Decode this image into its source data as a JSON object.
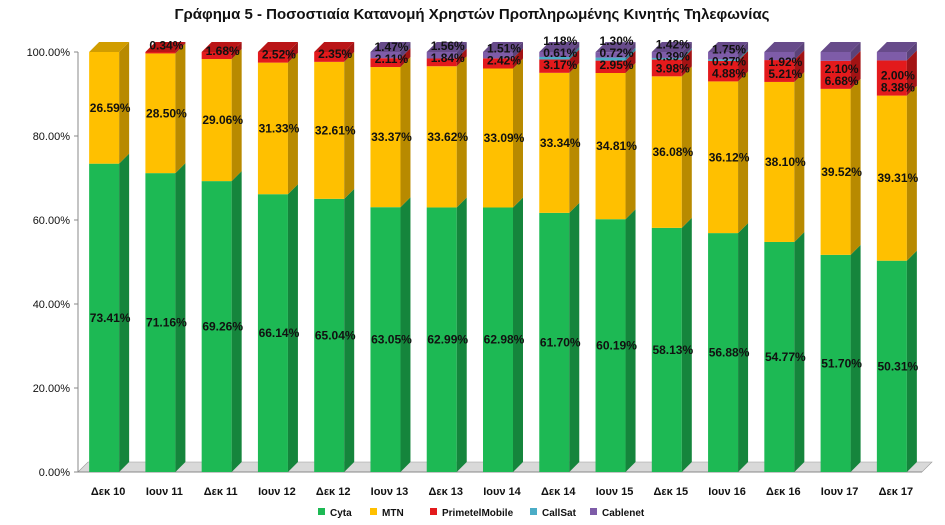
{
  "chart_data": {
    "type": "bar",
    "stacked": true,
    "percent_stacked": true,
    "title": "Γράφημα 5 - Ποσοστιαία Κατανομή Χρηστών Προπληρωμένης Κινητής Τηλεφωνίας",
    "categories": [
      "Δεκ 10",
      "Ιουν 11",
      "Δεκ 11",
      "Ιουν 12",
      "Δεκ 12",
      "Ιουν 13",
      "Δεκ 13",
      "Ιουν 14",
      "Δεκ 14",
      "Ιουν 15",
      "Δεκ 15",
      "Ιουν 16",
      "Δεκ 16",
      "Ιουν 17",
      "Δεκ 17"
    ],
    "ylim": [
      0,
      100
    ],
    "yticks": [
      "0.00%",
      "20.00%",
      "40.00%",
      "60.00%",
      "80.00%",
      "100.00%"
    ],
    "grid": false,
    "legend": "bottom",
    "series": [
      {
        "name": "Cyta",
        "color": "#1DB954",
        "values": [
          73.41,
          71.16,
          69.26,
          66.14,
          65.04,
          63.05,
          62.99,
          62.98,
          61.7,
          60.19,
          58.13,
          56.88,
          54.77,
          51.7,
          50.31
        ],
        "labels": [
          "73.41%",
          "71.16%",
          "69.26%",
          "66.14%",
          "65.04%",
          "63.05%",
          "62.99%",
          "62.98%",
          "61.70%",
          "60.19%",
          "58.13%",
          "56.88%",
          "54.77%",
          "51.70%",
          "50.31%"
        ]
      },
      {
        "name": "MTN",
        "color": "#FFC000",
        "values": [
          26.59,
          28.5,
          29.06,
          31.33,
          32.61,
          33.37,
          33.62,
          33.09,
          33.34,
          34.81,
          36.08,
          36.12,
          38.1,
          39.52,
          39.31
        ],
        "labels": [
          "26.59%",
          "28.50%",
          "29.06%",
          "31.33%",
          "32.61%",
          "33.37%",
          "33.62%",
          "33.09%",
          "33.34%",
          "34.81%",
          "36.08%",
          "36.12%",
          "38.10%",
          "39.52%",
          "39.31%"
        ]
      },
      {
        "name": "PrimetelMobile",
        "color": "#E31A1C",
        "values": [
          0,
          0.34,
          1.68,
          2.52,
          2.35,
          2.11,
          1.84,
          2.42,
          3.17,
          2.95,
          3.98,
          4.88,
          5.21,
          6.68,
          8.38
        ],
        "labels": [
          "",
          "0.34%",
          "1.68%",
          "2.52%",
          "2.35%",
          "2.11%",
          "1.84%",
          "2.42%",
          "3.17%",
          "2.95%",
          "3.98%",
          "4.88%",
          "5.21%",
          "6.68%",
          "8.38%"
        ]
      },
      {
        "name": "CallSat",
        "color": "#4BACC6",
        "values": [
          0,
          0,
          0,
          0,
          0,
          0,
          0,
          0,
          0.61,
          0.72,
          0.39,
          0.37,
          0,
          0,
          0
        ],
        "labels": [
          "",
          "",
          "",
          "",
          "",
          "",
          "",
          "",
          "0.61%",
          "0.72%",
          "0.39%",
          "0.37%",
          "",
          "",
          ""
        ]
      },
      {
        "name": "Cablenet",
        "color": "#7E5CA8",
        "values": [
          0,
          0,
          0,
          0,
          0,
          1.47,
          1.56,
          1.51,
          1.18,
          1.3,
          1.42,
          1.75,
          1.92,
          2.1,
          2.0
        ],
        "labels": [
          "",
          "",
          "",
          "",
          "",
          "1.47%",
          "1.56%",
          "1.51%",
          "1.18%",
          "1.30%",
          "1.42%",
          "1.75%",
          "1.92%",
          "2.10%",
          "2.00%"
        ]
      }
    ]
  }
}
--
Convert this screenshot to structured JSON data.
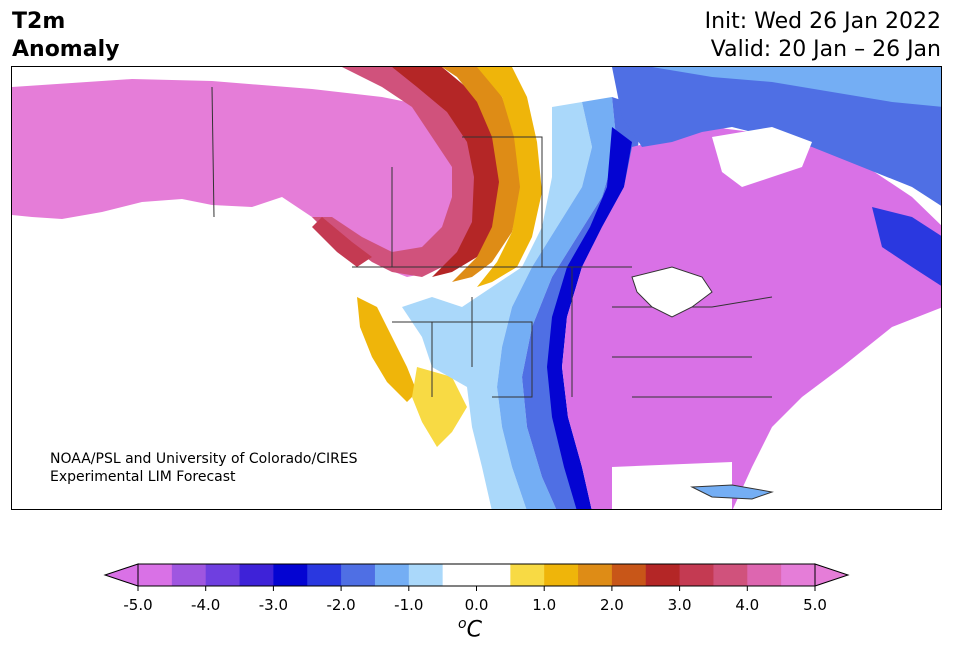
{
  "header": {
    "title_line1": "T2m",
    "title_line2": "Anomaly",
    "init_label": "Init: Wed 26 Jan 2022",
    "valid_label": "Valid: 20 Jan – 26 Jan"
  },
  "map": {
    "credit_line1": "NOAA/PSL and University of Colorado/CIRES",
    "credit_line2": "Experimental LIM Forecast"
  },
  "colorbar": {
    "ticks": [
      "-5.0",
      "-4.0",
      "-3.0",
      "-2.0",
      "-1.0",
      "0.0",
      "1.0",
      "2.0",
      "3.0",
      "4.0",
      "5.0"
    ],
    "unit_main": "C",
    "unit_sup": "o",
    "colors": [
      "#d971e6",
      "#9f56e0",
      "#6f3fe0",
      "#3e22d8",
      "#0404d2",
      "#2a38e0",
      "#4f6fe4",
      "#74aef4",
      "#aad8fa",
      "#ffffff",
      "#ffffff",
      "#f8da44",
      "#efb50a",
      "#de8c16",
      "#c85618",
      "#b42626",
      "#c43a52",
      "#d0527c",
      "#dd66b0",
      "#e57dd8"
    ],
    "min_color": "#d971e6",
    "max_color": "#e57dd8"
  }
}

* What is asked
Copy each line above that contains the string "this".

* Problem solution
Decode this image into its source data as a JSON object.
Convert this screenshot to structured JSON data.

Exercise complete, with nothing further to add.